» **Exercise input**
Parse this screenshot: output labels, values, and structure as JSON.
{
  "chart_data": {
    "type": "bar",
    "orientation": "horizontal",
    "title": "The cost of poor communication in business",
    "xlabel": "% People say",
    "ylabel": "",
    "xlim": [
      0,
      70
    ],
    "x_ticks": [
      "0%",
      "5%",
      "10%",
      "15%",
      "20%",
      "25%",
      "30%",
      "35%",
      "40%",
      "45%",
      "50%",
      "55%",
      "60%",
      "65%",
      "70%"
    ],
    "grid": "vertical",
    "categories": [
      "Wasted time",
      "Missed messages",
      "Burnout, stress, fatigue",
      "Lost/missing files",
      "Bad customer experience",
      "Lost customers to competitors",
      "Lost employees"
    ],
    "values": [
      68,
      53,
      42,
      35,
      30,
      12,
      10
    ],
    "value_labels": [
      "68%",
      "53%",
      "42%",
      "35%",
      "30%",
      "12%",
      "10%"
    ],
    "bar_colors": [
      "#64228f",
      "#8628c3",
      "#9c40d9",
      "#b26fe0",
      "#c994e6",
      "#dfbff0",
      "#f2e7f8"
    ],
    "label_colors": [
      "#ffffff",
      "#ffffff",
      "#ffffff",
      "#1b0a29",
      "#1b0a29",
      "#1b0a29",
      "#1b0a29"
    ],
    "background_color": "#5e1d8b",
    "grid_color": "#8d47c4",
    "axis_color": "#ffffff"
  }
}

* * *

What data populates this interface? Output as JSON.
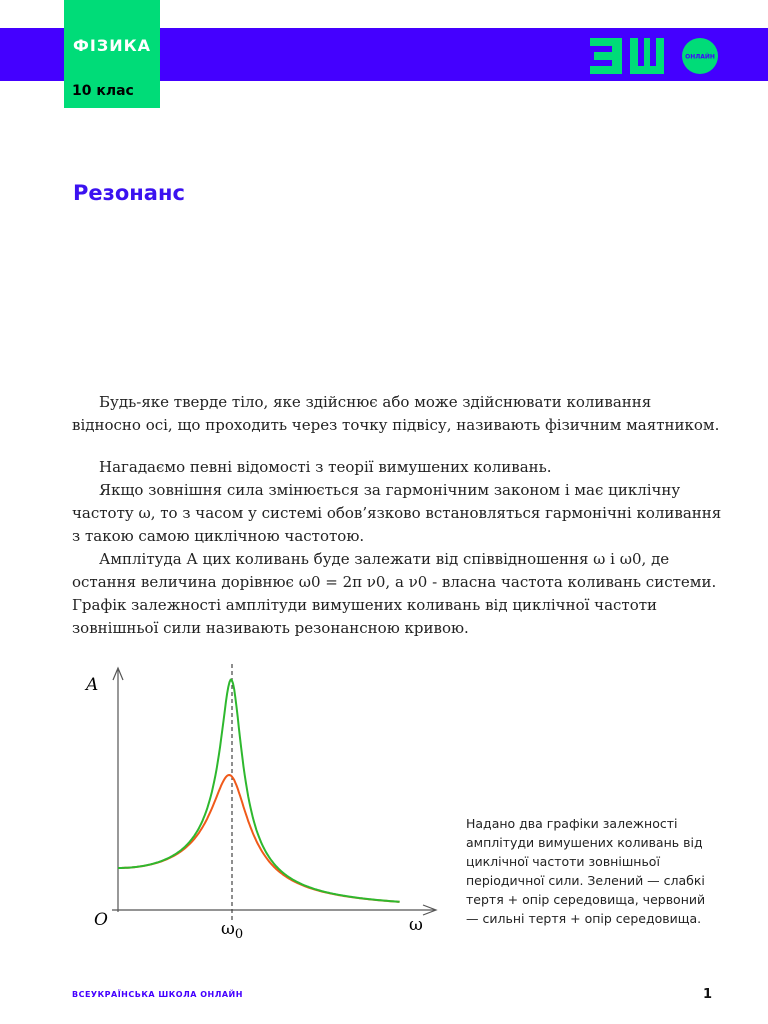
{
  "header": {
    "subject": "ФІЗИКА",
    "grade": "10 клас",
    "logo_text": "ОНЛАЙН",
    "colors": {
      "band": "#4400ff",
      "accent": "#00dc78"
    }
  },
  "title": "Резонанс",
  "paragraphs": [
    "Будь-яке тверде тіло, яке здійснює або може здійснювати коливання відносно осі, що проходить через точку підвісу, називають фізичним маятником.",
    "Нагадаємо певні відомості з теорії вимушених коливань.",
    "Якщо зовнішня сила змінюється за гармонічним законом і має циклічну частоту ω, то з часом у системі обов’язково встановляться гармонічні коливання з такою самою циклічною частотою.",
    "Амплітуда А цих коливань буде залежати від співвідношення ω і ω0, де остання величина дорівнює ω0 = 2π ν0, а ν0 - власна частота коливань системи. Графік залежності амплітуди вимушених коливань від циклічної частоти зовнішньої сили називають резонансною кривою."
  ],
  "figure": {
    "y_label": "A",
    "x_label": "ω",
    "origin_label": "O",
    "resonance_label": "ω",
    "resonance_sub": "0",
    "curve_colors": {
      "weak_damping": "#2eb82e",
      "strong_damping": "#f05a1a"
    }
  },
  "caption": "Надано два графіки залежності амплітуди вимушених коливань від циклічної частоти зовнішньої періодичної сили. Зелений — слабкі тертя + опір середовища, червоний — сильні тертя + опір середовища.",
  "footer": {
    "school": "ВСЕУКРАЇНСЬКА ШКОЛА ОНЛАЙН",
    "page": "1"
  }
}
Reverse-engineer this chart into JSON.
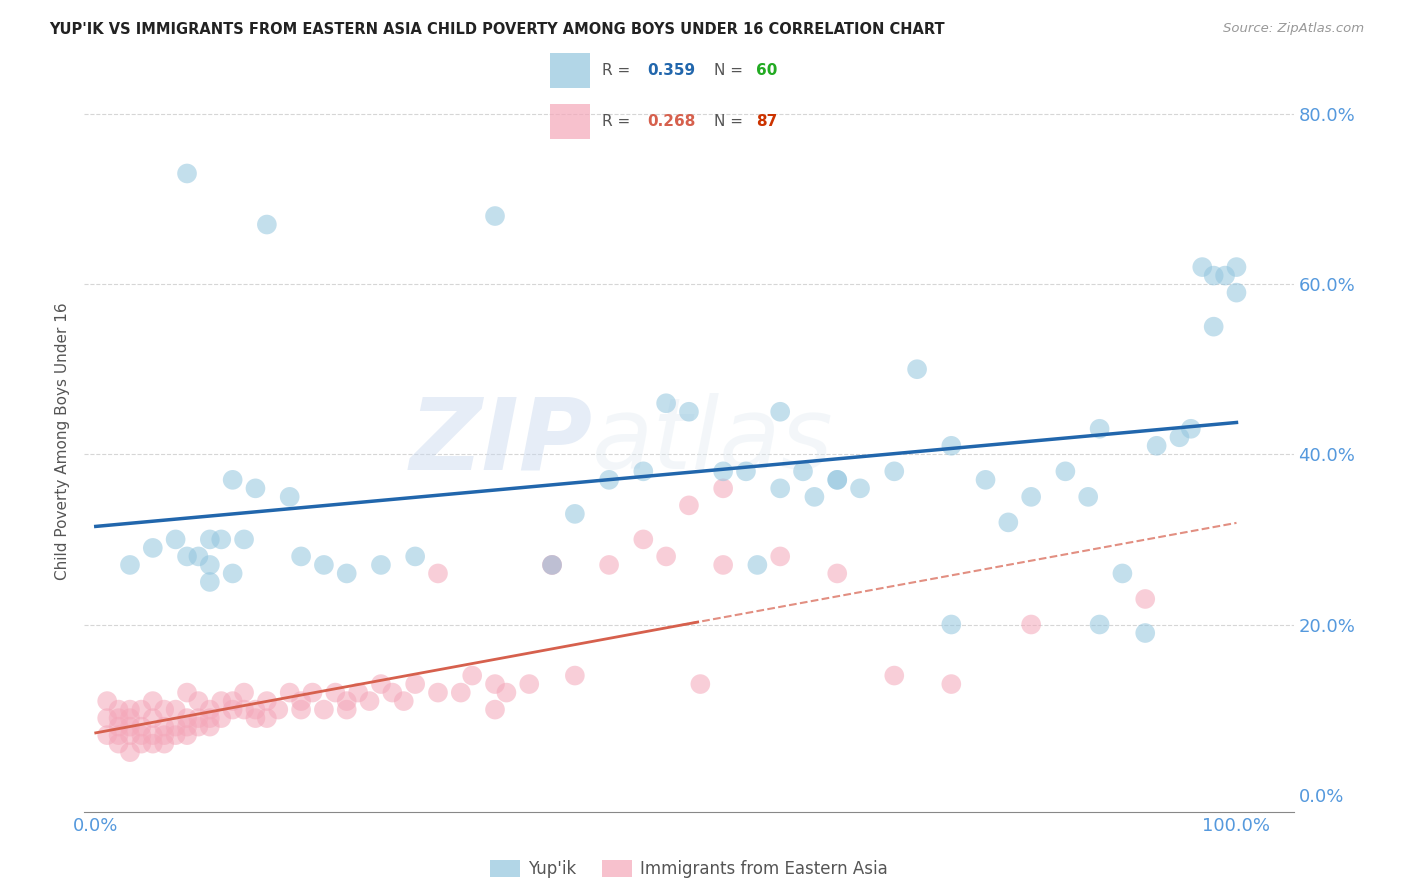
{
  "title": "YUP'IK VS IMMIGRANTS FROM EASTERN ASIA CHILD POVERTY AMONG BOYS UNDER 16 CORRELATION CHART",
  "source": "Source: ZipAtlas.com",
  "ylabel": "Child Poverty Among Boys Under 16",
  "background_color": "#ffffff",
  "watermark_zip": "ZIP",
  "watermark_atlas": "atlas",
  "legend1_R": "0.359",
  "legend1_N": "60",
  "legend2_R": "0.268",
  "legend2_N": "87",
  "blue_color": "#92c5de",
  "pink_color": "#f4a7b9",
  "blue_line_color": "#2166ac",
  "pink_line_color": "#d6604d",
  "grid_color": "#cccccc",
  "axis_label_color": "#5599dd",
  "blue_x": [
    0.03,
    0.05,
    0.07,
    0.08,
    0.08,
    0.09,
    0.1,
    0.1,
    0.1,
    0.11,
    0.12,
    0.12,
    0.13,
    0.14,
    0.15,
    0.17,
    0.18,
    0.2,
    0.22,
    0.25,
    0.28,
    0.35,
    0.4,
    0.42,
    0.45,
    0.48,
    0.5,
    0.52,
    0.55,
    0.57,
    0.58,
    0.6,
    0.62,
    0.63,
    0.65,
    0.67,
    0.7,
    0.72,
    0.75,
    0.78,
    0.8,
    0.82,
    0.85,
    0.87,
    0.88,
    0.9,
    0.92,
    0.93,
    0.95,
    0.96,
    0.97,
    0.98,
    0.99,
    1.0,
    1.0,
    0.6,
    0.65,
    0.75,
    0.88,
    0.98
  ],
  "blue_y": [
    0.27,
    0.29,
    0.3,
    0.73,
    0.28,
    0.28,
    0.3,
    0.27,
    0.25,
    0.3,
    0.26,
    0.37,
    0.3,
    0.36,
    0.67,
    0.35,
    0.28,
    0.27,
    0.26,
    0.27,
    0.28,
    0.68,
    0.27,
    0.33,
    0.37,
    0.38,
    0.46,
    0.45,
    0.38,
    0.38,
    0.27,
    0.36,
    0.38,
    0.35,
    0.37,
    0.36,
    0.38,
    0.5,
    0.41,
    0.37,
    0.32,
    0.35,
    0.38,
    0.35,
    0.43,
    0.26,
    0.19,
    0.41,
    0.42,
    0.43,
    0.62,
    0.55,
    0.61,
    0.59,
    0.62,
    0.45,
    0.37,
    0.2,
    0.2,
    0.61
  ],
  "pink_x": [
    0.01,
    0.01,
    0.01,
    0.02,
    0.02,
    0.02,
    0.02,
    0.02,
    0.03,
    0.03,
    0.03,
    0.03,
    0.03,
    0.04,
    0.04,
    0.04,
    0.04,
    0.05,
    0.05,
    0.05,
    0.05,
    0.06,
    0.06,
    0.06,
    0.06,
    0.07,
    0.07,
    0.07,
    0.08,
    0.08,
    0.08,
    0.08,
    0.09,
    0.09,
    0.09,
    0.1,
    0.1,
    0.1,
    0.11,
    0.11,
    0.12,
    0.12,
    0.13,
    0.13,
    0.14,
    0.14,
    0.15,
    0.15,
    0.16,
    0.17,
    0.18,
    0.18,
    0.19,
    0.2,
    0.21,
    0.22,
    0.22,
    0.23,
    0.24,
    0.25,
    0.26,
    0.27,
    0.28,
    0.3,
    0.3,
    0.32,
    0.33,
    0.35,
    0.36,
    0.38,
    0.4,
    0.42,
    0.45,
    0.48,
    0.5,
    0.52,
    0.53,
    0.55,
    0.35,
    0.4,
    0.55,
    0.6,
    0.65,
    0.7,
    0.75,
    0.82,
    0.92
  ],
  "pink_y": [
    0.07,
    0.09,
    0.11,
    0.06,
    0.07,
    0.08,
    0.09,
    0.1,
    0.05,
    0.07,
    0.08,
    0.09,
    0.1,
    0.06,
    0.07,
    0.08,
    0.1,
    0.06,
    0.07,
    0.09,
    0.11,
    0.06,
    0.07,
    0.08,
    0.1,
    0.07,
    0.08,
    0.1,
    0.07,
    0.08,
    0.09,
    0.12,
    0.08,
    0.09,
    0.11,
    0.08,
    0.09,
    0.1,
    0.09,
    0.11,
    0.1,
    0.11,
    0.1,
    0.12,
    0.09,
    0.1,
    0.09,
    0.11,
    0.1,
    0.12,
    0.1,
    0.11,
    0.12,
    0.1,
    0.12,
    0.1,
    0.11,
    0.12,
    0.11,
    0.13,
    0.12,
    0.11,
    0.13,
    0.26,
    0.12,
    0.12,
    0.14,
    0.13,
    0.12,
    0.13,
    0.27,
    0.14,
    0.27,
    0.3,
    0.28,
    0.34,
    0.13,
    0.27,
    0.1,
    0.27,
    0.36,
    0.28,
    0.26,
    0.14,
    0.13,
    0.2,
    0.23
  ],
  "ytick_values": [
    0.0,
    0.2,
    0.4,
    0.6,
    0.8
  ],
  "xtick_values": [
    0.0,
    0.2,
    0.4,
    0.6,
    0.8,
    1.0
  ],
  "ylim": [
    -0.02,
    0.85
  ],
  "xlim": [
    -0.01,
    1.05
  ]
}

==

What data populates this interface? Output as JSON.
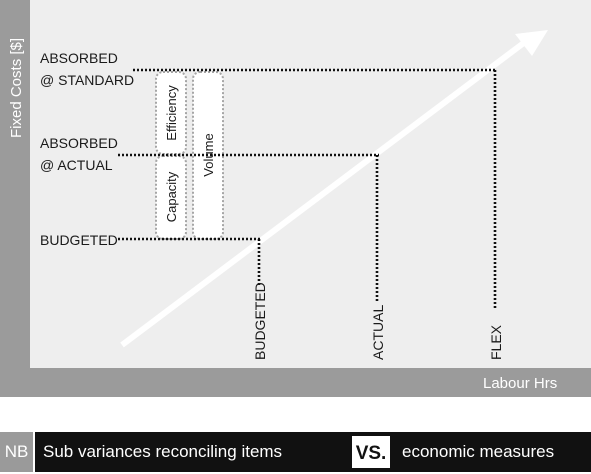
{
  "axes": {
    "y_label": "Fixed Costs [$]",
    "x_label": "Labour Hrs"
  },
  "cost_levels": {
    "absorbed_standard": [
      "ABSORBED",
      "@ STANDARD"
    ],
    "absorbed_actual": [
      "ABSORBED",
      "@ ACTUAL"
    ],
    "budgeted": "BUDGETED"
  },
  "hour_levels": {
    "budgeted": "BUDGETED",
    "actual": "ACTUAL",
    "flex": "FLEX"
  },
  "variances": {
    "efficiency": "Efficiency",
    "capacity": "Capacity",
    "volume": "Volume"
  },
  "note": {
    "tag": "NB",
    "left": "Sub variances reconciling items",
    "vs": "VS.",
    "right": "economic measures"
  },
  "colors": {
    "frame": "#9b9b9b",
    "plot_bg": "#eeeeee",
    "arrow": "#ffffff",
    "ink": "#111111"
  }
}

» **What needs to be done**
Determine how many lines in the data above contain the string "this". Give nothing except the number.

» **Answer to the problem**
4